Return every line of the material exactly.
- - - - - - -
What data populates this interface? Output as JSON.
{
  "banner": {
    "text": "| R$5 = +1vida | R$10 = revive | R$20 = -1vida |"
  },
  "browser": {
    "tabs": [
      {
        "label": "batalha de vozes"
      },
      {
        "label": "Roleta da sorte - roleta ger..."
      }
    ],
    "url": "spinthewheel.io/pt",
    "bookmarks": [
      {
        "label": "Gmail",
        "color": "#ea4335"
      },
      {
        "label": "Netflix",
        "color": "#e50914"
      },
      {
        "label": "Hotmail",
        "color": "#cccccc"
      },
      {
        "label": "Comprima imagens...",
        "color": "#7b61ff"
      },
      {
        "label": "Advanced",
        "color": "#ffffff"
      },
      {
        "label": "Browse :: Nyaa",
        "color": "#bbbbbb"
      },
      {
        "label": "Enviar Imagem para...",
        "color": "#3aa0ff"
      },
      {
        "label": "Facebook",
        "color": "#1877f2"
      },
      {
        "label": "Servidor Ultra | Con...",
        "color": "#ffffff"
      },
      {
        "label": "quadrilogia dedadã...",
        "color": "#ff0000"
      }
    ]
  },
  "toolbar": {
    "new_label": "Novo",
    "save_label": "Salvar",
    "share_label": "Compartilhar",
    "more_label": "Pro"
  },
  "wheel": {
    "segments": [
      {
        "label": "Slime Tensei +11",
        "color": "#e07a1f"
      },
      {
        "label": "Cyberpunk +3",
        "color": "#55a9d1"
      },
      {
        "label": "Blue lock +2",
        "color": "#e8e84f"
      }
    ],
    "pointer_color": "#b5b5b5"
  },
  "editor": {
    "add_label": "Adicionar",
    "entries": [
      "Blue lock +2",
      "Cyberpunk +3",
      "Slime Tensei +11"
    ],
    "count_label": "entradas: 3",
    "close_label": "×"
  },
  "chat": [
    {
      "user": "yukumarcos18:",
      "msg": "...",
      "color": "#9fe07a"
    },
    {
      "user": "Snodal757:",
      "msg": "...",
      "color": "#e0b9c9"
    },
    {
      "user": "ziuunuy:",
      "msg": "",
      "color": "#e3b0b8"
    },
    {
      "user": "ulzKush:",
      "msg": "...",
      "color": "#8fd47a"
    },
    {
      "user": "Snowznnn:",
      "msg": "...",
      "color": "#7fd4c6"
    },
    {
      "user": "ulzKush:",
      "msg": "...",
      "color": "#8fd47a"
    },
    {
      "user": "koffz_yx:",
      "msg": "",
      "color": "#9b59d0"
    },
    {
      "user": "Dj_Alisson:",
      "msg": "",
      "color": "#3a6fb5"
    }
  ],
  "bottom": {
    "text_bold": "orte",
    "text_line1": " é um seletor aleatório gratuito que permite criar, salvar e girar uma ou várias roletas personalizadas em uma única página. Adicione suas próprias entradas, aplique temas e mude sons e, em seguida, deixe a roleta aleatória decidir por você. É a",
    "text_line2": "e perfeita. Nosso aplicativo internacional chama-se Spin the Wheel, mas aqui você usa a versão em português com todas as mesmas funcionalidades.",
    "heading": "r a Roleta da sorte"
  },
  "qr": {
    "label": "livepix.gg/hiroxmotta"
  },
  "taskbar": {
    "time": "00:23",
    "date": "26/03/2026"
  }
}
- - - - - - -
Reply to the task:
What data populates this interface? Output as JSON.
{
  "banner": {
    "text": "| R$5 = +1vida | R$10 = revive | R$20 = -1vida |"
  },
  "browser": {
    "tabs": [
      {
        "label": "batalha de vozes"
      },
      {
        "label": "Roleta da sorte - roleta ger..."
      }
    ],
    "url": "spinthewheel.io/pt",
    "bookmarks": [
      {
        "label": "Gmail",
        "color": "#ea4335"
      },
      {
        "label": "Netflix",
        "color": "#e50914"
      },
      {
        "label": "Hotmail",
        "color": "#cccccc"
      },
      {
        "label": "Comprima imagens...",
        "color": "#7b61ff"
      },
      {
        "label": "Advanced",
        "color": "#ffffff"
      },
      {
        "label": "Browse :: Nyaa",
        "color": "#bbbbbb"
      },
      {
        "label": "Enviar Imagem para...",
        "color": "#3aa0ff"
      },
      {
        "label": "Facebook",
        "color": "#1877f2"
      },
      {
        "label": "Servidor Ultra | Con...",
        "color": "#ffffff"
      },
      {
        "label": "quadrilogia dedadã...",
        "color": "#ff0000"
      }
    ]
  },
  "toolbar": {
    "new_label": "Novo",
    "save_label": "Salvar",
    "share_label": "Compartilhar",
    "more_label": "Pro"
  },
  "wheel": {
    "segments": [
      {
        "label": "Slime Tensei +11",
        "color": "#e07a1f"
      },
      {
        "label": "Cyberpunk +3",
        "color": "#55a9d1"
      },
      {
        "label": "Blue lock +2",
        "color": "#e8e84f"
      }
    ],
    "pointer_color": "#b5b5b5"
  },
  "editor": {
    "add_label": "Adicionar",
    "entries": [
      "Blue lock +2",
      "Cyberpunk +3",
      "Slime Tensei +11"
    ],
    "count_label": "entradas: 3",
    "close_label": "×"
  },
  "chat": [
    {
      "user": "yukumarcos18:",
      "msg": "...",
      "color": "#9fe07a"
    },
    {
      "user": "Snodal757:",
      "msg": "...",
      "color": "#e0b9c9"
    },
    {
      "user": "ziuunuy:",
      "msg": "",
      "color": "#e3b0b8"
    },
    {
      "user": "ulzKush:",
      "msg": "...",
      "color": "#8fd47a"
    },
    {
      "user": "Snowznnn:",
      "msg": "...",
      "color": "#7fd4c6"
    },
    {
      "user": "ulzKush:",
      "msg": "...",
      "color": "#8fd47a"
    },
    {
      "user": "koffz_yx:",
      "msg": "",
      "color": "#9b59d0"
    },
    {
      "user": "Dj_Alisson:",
      "msg": "",
      "color": "#3a6fb5"
    }
  ],
  "bottom": {
    "text_bold": "orte",
    "text_line1": " é um seletor aleatório gratuito que permite criar, salvar e girar uma ou várias roletas personalizadas em uma única página. Adicione suas próprias entradas, aplique temas e mude sons e, em seguida, deixe a roleta aleatória decidir por você. É a",
    "text_line2": "e perfeita. Nosso aplicativo internacional chama-se Spin the Wheel, mas aqui você usa a versão em português com todas as mesmas funcionalidades.",
    "heading": "r a Roleta da sorte"
  },
  "qr": {
    "label": "livepix.gg/hiroxmotta"
  },
  "taskbar": {
    "time": "00:23",
    "date": "26/03/2026"
  }
}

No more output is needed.